◆ **LISTED ENTRIES**:
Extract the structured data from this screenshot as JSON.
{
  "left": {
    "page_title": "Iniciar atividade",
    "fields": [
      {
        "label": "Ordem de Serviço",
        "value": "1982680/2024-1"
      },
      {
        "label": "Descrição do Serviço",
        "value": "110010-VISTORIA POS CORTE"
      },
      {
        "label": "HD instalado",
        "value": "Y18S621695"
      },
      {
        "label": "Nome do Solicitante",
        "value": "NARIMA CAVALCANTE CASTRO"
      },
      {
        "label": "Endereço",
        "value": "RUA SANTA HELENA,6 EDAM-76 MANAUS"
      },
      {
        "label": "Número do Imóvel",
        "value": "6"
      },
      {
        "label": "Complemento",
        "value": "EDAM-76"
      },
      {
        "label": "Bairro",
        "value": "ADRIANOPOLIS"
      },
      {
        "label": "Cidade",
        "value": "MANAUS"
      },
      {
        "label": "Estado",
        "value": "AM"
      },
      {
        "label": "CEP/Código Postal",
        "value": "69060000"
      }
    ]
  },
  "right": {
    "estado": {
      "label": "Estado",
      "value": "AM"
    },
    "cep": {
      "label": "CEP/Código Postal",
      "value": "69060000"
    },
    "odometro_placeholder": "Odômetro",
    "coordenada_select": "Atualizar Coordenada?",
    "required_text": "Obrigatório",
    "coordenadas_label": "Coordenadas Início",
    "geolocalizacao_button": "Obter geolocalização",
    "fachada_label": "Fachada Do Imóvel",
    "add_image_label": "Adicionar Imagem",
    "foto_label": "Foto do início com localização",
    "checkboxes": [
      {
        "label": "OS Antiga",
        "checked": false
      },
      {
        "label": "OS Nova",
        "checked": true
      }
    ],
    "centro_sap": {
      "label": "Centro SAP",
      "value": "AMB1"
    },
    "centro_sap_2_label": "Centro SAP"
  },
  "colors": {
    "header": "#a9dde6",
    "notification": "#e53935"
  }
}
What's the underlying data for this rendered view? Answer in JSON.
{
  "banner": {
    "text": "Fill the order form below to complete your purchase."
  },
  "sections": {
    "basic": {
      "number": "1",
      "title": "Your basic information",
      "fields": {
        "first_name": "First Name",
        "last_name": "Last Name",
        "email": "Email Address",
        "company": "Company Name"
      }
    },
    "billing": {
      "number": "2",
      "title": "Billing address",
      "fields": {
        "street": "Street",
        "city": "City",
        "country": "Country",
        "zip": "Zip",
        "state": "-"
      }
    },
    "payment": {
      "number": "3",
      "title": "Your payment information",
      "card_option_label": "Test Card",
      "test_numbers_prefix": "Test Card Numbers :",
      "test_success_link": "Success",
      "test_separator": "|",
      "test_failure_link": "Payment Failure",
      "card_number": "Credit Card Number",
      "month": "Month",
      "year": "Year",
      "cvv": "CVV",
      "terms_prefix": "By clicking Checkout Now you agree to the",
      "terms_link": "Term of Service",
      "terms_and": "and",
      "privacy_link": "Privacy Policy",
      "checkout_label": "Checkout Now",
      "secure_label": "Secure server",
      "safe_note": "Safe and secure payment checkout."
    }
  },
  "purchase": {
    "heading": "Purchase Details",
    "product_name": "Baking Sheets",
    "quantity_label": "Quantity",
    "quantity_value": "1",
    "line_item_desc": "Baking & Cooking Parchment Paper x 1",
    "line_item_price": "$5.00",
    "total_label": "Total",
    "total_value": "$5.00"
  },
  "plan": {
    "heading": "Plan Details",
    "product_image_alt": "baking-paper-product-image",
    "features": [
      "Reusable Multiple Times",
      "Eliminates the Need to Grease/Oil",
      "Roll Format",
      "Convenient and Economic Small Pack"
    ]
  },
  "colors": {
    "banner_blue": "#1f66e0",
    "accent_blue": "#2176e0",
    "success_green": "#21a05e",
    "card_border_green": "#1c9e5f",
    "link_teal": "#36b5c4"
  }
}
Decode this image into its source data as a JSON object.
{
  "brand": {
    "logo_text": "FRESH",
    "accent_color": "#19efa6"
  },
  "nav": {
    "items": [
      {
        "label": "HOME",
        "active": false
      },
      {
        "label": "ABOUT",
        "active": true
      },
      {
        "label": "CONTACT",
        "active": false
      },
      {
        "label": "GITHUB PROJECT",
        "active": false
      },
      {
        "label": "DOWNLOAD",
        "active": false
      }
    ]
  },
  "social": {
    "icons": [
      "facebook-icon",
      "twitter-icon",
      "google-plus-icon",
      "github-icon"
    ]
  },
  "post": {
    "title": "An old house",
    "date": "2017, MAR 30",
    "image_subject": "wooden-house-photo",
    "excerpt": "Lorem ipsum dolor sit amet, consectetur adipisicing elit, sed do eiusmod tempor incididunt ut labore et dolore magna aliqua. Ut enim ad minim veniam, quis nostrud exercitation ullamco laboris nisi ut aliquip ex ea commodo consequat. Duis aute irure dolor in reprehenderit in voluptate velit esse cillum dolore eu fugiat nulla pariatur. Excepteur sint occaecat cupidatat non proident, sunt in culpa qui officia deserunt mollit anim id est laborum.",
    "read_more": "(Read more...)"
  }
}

◆ **WHAT YOU SHOULD DO**: Go through the data and return every record exactly.

◆ **SOLUTION**:
Extract the structured data from this screenshot as JSON.
{
  "left": {
    "page_title": "Iniciar atividade",
    "fields": [
      {
        "label": "Ordem de Serviço",
        "value": "1982680/2024-1"
      },
      {
        "label": "Descrição do Serviço",
        "value": "110010-VISTORIA POS CORTE"
      },
      {
        "label": "HD instalado",
        "value": "Y18S621695"
      },
      {
        "label": "Nome do Solicitante",
        "value": "NARIMA CAVALCANTE CASTRO"
      },
      {
        "label": "Endereço",
        "value": "RUA SANTA HELENA,6 EDAM-76 MANAUS"
      },
      {
        "label": "Número do Imóvel",
        "value": "6"
      },
      {
        "label": "Complemento",
        "value": "EDAM-76"
      },
      {
        "label": "Bairro",
        "value": "ADRIANOPOLIS"
      },
      {
        "label": "Cidade",
        "value": "MANAUS"
      },
      {
        "label": "Estado",
        "value": "AM"
      },
      {
        "label": "CEP/Código Postal",
        "value": "69060000"
      }
    ]
  },
  "right": {
    "estado": {
      "label": "Estado",
      "value": "AM"
    },
    "cep": {
      "label": "CEP/Código Postal",
      "value": "69060000"
    },
    "odometro_placeholder": "Odômetro",
    "coordenada_select": "Atualizar Coordenada?",
    "required_text": "Obrigatório",
    "coordenadas_label": "Coordenadas Início",
    "geolocalizacao_button": "Obter geolocalização",
    "fachada_label": "Fachada Do Imóvel",
    "add_image_label": "Adicionar Imagem",
    "foto_label": "Foto do início com localização",
    "checkboxes": [
      {
        "label": "OS Antiga",
        "checked": false
      },
      {
        "label": "OS Nova",
        "checked": true
      }
    ],
    "centro_sap": {
      "label": "Centro SAP",
      "value": "AMB1"
    },
    "centro_sap_2_label": "Centro SAP"
  },
  "colors": {
    "header": "#a9dde6",
    "notification": "#e53935"
  }
}
What's the underlying data for this rendered view? Answer in JSON.
{
  "banner": {
    "text": "Fill the order form below to complete your purchase."
  },
  "sections": {
    "basic": {
      "number": "1",
      "title": "Your basic information",
      "fields": {
        "first_name": "First Name",
        "last_name": "Last Name",
        "email": "Email Address",
        "company": "Company Name"
      }
    },
    "billing": {
      "number": "2",
      "title": "Billing address",
      "fields": {
        "street": "Street",
        "city": "City",
        "country": "Country",
        "zip": "Zip",
        "state": "-"
      }
    },
    "payment": {
      "number": "3",
      "title": "Your payment information",
      "card_option_label": "Test Card",
      "test_numbers_prefix": "Test Card Numbers :",
      "test_success_link": "Success",
      "test_separator": "|",
      "test_failure_link": "Payment Failure",
      "card_number": "Credit Card Number",
      "month": "Month",
      "year": "Year",
      "cvv": "CVV",
      "terms_prefix": "By clicking Checkout Now you agree to the",
      "terms_link": "Term of Service",
      "terms_and": "and",
      "privacy_link": "Privacy Policy",
      "checkout_label": "Checkout Now",
      "secure_label": "Secure server",
      "safe_note": "Safe and secure payment checkout."
    }
  },
  "purchase": {
    "heading": "Purchase Details",
    "product_name": "Baking Sheets",
    "quantity_label": "Quantity",
    "quantity_value": "1",
    "line_item_desc": "Baking & Cooking Parchment Paper x 1",
    "line_item_price": "$5.00",
    "total_label": "Total",
    "total_value": "$5.00"
  },
  "plan": {
    "heading": "Plan Details",
    "product_image_alt": "baking-paper-product-image",
    "features": [
      "Reusable Multiple Times",
      "Eliminates the Need to Grease/Oil",
      "Roll Format",
      "Convenient and Economic Small Pack"
    ]
  },
  "colors": {
    "banner_blue": "#1f66e0",
    "accent_blue": "#2176e0",
    "success_green": "#21a05e",
    "card_border_green": "#1c9e5f",
    "link_teal": "#36b5c4"
  }
}
Decode this image into its source data as a JSON object.
{
  "brand": {
    "logo_text": "FRESH",
    "accent_color": "#19efa6"
  },
  "nav": {
    "items": [
      {
        "label": "HOME",
        "active": false
      },
      {
        "label": "ABOUT",
        "active": true
      },
      {
        "label": "CONTACT",
        "active": false
      },
      {
        "label": "GITHUB PROJECT",
        "active": false
      },
      {
        "label": "DOWNLOAD",
        "active": false
      }
    ]
  },
  "social": {
    "icons": [
      "facebook-icon",
      "twitter-icon",
      "google-plus-icon",
      "github-icon"
    ]
  },
  "post": {
    "title": "An old house",
    "date": "2017, MAR 30",
    "image_subject": "wooden-house-photo",
    "excerpt": "Lorem ipsum dolor sit amet, consectetur adipisicing elit, sed do eiusmod tempor incididunt ut labore et dolore magna aliqua. Ut enim ad minim veniam, quis nostrud exercitation ullamco laboris nisi ut aliquip ex ea commodo consequat. Duis aute irure dolor in reprehenderit in voluptate velit esse cillum dolore eu fugiat nulla pariatur. Excepteur sint occaecat cupidatat non proident, sunt in culpa qui officia deserunt mollit anim id est laborum.",
    "read_more": "(Read more...)"
  }
}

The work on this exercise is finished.